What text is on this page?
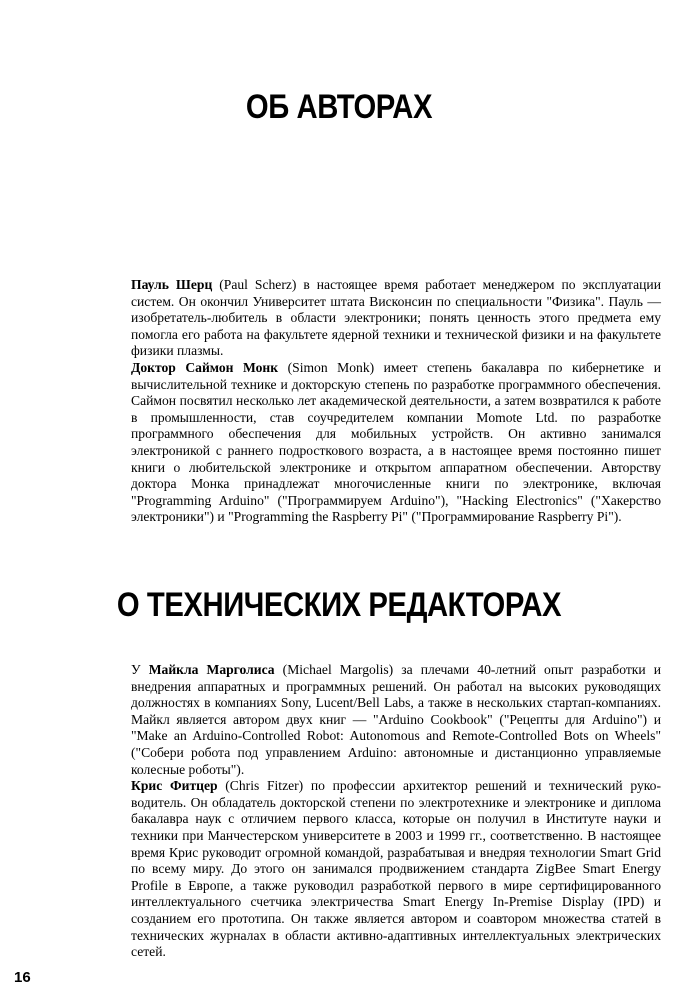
ОБ АВТОРАХ

Пауль Шерц (Paul Scherz) в настоящее время работает менеджером по эксплуатации систем. Он окончил Университет штата Висконсин по специальности "Физика". Пауль — изобретатель-любитель в области электроники; понять ценность этого предмета ему помогла его работа на факультете ядерной техники и технической физики и на факультете физики плазмы.

Доктор Саймон Монк (Simon Monk) имеет степень бакалавра по кибернетике и вычислительной технике и докторскую степень по разработке программного обеспечения. Саймон посвятил несколько лет академической деятельности, а затем возвратился к работе в промышленности, став соучредителем компании Momote Ltd. по разработке программного обеспечения для мобильных устройств. Он активно занимался электроникой с раннего подросткового возраста, а в настоящее время постоянно пишет книги о любительской электронике и открытом аппаратном обеспечении. Авторству доктора Монка принадлежат многочисленные книги по электронике, включая "Programming Arduino" ("Программируем Arduino"), "Hacking Electronics" ("Хакерство электроники") и "Programming the Raspberry Pi" ("Программирование Raspberry Pi").

О ТЕХНИЧЕСКИХ РЕДАКТОРАХ

У Майкла Марголиса (Michael Margolis) за плечами 40-летний опыт разработки и внедрения аппаратных и программных решений. Он работал на высоких руководящих должностях в компаниях Sony, Lucent/Bell Labs, а также в нескольких стартап-компаниях. Майкл является автором двух книг — "Arduino Cookbook" ("Рецепты для Arduino") и "Make an Arduino-Controlled Robot: Autonomous and Remote-Controlled Bots on Wheels" ("Собери робота под управлением Arduino: автономные и дистанционно управляемые колесные роботы").

Крис Фитцер (Chris Fitzer) по профессии архитектор решений и технический руководитель. Он обладатель докторской степени по электротехнике и электронике и диплома бакалавра наук с отличием первого класса, которые он получил в Институте науки и техники при Манчестерском университете в 2003 и 1999 гг., соответственно. В настоящее время Крис руководит огромной командой, разрабатывая и внедряя технологии Smart Grid по всему миру. До этого он занимался продвижением стандарта ZigBee Smart Energy Profile в Европе, а также руководил разработкой первого в мире сертифицированного интеллектуального счетчика электричества Smart Energy In-Premise Display (IPD) и созданием его прототипа. Он также является автором и соавтором множества статей в технических журналах в области активно-адаптивных интеллектуальных электрических сетей.

16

* **What is needed**
Copy the records above exactly. The pictures are not part of the copy.

* **In response**
What text is on this page?
ОБ АВТОРАХ

Пауль Шерц (Paul Scherz) в настоящее время работает менеджером по эксплуатации систем. Он окончил Университет штата Висконсин по специальности "Физика". Пауль — изобретатель-любитель в области электроники; понять ценность этого предмета ему помогла его работа на факультете ядерной техники и технической физики и на факультете физики плазмы.

Доктор Саймон Монк (Simon Monk) имеет степень бакалавра по кибернетике и вычислительной технике и докторскую степень по разработке программного обеспечения. Саймон посвятил несколько лет академической деятельности, а затем возвратился к работе в промышленности, став соучредителем компании Momote Ltd. по разработке программного обеспечения для мобильных устройств. Он активно занимался электроникой с раннего подросткового возраста, а в настоящее время постоянно пишет книги о любительской электронике и открытом аппаратном обеспечении. Авторству доктора Монка принадлежат многочисленные книги по электронике, включая "Programming Arduino" ("Программируем Arduino"), "Hacking Electronics" ("Хакерство электроники") и "Programming the Raspberry Pi" ("Программирование Raspberry Pi").

О ТЕХНИЧЕСКИХ РЕДАКТОРАХ

У Майкла Марголиса (Michael Margolis) за плечами 40-летний опыт разработки и внедрения аппаратных и программных решений. Он работал на высоких руководящих должностях в компаниях Sony, Lucent/Bell Labs, а также в нескольких стартап-компаниях. Майкл является автором двух книг — "Arduino Cookbook" ("Рецепты для Arduino") и "Make an Arduino-Controlled Robot: Autonomous and Remote-Controlled Bots on Wheels" ("Собери робота под управлением Arduino: автономные и дистанционно управляемые колесные роботы").

Крис Фитцер (Chris Fitzer) по профессии архитектор решений и технический руководитель. Он обладатель докторской степени по электротехнике и электронике и диплома бакалавра наук с отличием первого класса, которые он получил в Институте науки и техники при Манчестерском университете в 2003 и 1999 гг., соответственно. В настоящее время Крис руководит огромной командой, разрабатывая и внедряя технологии Smart Grid по всему миру. До этого он занимался продвижением стандарта ZigBee Smart Energy Profile в Европе, а также руководил разработкой первого в мире сертифицированного интеллектуального счетчика электричества Smart Energy In-Premise Display (IPD) и созданием его прототипа. Он также является автором и соавтором множества статей в технических журналах в области активно-адаптивных интеллектуальных электрических сетей.

16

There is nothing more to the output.